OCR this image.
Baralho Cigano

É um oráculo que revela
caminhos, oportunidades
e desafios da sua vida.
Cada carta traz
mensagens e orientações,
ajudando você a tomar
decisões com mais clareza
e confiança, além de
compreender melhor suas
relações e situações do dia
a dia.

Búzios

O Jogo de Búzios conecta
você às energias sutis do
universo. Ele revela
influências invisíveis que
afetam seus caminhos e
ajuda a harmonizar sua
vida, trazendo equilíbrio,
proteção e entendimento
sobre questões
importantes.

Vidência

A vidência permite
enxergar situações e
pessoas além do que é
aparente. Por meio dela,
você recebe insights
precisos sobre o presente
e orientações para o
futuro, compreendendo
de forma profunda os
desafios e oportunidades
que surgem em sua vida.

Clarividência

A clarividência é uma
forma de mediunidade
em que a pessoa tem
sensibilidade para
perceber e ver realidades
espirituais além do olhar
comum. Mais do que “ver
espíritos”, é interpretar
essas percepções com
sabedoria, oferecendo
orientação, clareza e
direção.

####################

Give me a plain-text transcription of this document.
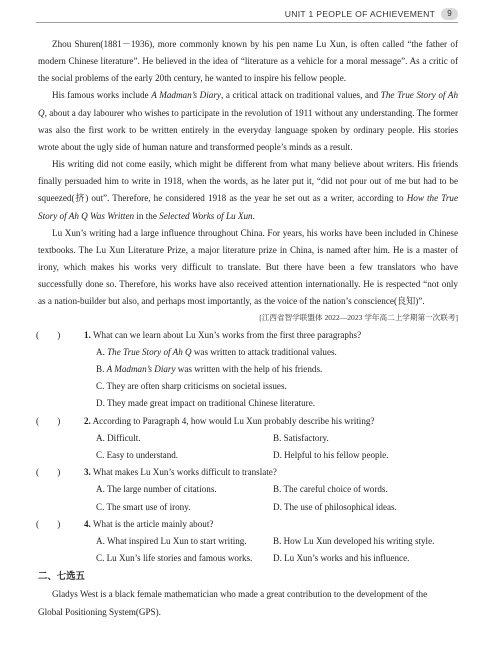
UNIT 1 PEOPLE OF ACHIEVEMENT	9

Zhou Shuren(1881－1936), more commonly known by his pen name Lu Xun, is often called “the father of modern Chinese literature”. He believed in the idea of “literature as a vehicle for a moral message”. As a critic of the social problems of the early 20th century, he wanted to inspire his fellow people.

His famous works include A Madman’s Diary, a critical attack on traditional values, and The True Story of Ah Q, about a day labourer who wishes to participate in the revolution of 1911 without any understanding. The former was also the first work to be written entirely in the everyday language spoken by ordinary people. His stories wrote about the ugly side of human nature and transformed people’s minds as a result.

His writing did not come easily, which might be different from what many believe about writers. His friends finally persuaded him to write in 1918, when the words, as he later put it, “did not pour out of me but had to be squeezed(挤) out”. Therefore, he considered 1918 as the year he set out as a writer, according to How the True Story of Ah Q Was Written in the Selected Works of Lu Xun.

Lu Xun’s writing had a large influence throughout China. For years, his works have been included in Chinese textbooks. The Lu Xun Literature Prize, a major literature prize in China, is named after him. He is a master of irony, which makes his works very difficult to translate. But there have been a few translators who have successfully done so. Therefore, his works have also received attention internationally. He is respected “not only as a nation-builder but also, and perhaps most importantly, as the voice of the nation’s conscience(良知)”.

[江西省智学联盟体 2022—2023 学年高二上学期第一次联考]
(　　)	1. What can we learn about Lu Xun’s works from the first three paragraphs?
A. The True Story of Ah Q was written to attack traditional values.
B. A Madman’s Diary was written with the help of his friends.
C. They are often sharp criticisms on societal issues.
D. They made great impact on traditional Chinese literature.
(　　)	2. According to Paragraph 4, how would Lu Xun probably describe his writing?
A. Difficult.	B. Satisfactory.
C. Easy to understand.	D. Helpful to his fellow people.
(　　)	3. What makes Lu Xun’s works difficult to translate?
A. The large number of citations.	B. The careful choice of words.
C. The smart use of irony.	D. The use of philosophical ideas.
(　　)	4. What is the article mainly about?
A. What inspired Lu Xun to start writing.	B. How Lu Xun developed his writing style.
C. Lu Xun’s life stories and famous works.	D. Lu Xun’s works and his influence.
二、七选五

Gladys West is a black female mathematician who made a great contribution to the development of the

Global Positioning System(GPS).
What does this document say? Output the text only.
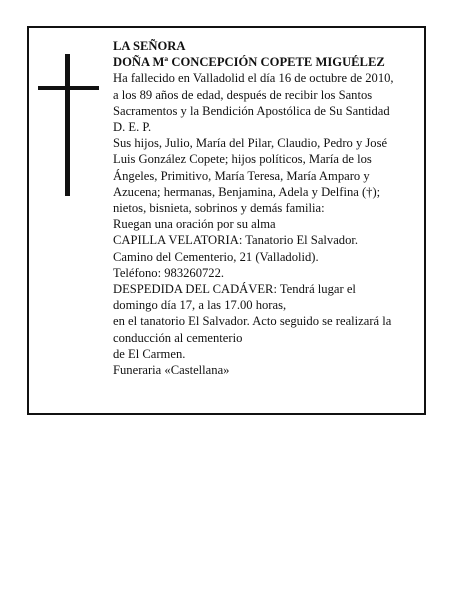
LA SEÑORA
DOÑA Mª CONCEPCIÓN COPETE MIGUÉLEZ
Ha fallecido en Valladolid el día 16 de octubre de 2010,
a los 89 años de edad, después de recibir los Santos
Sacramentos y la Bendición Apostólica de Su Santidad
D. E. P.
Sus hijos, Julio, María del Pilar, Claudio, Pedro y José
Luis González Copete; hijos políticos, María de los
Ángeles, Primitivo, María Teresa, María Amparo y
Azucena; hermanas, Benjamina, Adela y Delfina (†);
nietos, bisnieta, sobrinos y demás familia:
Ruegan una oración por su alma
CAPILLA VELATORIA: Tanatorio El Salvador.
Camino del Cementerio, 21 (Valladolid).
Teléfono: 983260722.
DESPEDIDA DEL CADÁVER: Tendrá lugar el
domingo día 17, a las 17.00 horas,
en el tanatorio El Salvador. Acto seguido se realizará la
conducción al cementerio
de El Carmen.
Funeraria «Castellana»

####################

GIVEN PROBLEM. What is the number of lines that contain "about"? Reply with that number alone.

EXERCISE ANSWER. 4